[Stored items from a collection]
============================================================
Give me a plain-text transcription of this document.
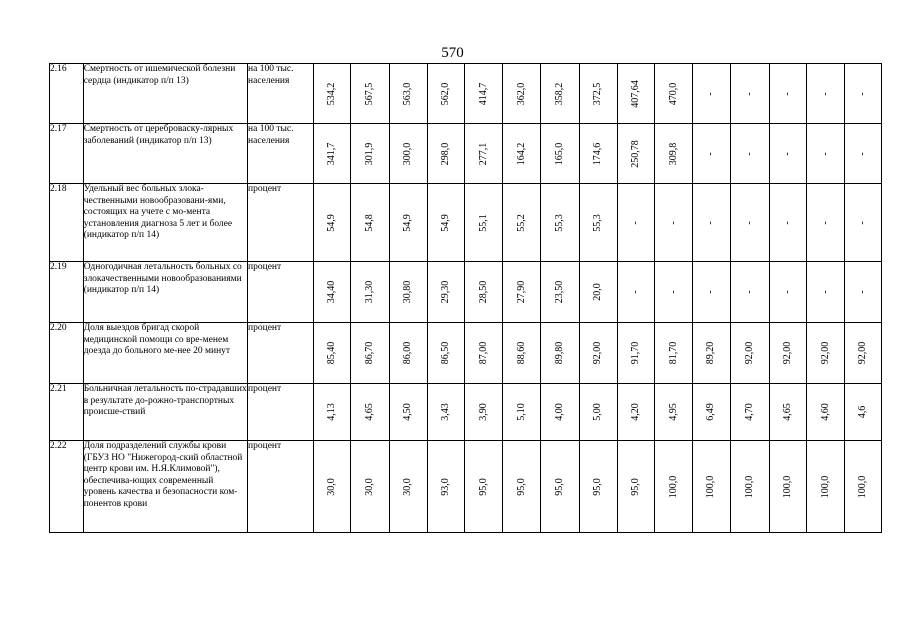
570
2.16	Смертность от ишемической болезни сердца (индикатор п/п 13)	на 100 тыс. населения	534,2	567,5	563,0	562,0	414,7	362,0	358,2	372,5	407,64	470,0	-	-	-	-	-

2.17	Смертность от цереброваску-лярных заболеваний (индикатор п/п 13)	на 100 тыс. населения	341,7	301,9	300,0	298,0	277,1	164,2	165,0	174,6	250,78	309,8	-	-	-	-	-

2.18	Удельный вес больных злока-чественными новообразовани-ями, состоящих на учете с мо-мента установления диагноза 5 лет и более (индикатор п/п 14)	процент	54,9	54,8	54,9	54,9	55,1	55,2	55,3	55,3	-	-	-	-	-	-	-

2.19	Одногодичная летальность больных со злокачественными новообразованиями (индикатор п/п 14)	процент	34,40	31,30	30,80	29,30	28,50	27,90	23,50	20,0	-	-	-	-	-	-	-

2.20	Доля выездов бригад скорой медицинской помощи со вре-менем доезда до больного ме-нее 20 минут	процент	85,40	86,70	86,00	86,50	87,00	88,60	89,80	92,00	91,70	81,70	89,20	92,00	92,00	92,00	92,00

2.21	Больничная летальность по-страдавших в результате до-рожно-транспортных происше-ствий	процент	4,13	4,65	4,50	3,43	3,90	5,10	4,00	5,00	4,20	4,95	6,49	4,70	4,65	4,60	4,6

2.22	Доля подразделений службы крови (ГБУЗ НО "Нижегород-ский областной центр крови им. Н.Я.Климовой"), обеспечива-ющих современный уровень качества и безопасности ком-понентов крови	процент	30,0	30,0	30,0	93,0	95,0	95,0	95,0	95,0	95,0	100,0	100,0	100,0	100,0	100,0	100,0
============================================================
# [Aim of the exercise]
Among the entries, how many lines include the word "летальность"? Answer with a single number and nothing further.

# [Response below]
2